(Beginning of Source extract)

For example, a CCMS is very specialized and solves the problem of managing the connections between hundreds of thousands or millions of small topics and graphics. Other vital CCMS functionality includes robust, multi-faceted search (being able to filter by many different options) so authors find content easily; integrations with XML editors like Adobe FrameMaker or Syncro Soft’s oXygen; and providing some method to see all the places a piece of content is being used (single sourced). Technical communication teams typically need the complex functionality of a CCMS, but can get sidetracked by the flood of information available on hundreds of WCMS alternatives.
Blurring the Lines between the Types of Content Management Systems
To confuse things even more, the lines between the different kinds of systems get a little blurry sometimes. For example, Drupal (a WCMS) has been used by at least one team as a CCMS in an open source project. Sometimes companies offer add-ins that change a WCMS into more of an ECMS. And, sometimes third-party tools attempt to change a ECMS into a CCMS (with varying success).

(End of Source extract)

◆ **Task item**: Extend the passage on content management systems, starting right after its last sentence.

(Beginning of Supplied records)

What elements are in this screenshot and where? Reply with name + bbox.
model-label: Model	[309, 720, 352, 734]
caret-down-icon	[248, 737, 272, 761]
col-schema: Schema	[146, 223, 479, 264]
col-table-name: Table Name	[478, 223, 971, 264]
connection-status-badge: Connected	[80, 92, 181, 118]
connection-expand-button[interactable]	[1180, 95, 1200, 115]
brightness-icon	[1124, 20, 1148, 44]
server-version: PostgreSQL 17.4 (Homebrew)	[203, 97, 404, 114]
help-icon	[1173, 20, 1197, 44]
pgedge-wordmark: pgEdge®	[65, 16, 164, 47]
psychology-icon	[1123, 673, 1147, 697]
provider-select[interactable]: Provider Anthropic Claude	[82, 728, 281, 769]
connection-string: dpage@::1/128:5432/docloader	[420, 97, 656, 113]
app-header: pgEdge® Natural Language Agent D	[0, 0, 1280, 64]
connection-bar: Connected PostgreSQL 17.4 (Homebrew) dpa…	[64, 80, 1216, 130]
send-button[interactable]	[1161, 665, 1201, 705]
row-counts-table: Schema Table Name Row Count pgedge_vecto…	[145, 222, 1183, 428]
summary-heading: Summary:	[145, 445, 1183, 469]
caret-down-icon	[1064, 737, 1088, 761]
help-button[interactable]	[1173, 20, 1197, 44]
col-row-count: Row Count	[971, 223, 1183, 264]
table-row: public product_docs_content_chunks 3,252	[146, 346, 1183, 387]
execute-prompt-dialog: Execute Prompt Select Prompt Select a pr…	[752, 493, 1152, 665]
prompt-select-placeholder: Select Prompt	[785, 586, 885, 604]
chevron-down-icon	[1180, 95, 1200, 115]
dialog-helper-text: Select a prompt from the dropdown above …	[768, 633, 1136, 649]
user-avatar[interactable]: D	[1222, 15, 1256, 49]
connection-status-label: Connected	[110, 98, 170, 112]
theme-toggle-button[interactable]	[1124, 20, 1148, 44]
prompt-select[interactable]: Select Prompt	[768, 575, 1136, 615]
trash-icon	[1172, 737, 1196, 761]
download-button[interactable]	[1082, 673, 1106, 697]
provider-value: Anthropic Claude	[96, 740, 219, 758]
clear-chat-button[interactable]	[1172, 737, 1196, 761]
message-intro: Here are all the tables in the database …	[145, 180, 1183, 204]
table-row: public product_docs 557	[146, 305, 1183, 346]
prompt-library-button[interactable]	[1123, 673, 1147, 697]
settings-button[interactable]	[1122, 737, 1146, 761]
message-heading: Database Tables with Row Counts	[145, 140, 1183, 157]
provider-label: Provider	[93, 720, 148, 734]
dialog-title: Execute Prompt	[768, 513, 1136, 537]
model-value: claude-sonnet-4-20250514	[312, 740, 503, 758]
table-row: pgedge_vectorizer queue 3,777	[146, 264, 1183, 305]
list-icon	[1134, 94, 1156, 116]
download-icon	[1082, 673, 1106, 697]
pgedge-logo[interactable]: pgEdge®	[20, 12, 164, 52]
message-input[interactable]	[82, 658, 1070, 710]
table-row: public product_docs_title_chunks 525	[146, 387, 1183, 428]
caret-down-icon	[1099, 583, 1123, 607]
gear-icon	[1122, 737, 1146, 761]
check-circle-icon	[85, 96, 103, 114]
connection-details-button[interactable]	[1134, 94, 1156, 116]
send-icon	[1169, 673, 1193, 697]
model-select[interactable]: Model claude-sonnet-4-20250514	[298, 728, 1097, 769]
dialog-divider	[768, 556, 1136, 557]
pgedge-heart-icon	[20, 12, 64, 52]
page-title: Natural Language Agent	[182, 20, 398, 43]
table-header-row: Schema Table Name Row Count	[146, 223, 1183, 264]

(End of Supplied records)

◆ **Reply to the exercise**:
Along the same lines, an ECMS or DMS with a plug-in and a special authoring interface could possibly be used for technical content (DITA for example), but the results are not always successful. As with any tool, the key is to thoroughly understand and delineate what your requirements and limitations are before you buy your CMS.
Doing It Right
As with all tools, if you don’t know what you’re doing, the result can be quite a mess. If you try to give your limousine rocket fuel so it can get to the moon, you will probably crash in Utah somewhere.
Choosing the right tool depends on understanding what work each tool is suited to. Failing to do that background work beforehand creates substantial risk. Instead of streamlining everyday information gathering activities, you may make things complicated and difficult for your users. And that can turn the very mention of “CMS” or “content management system” into something that sends your non-tech comm colleagues running for the door. Every content management system initiative should start with a thoughtful, intentional, and agreed-upon set of plans for design and implementation, worked out long before you start to use it.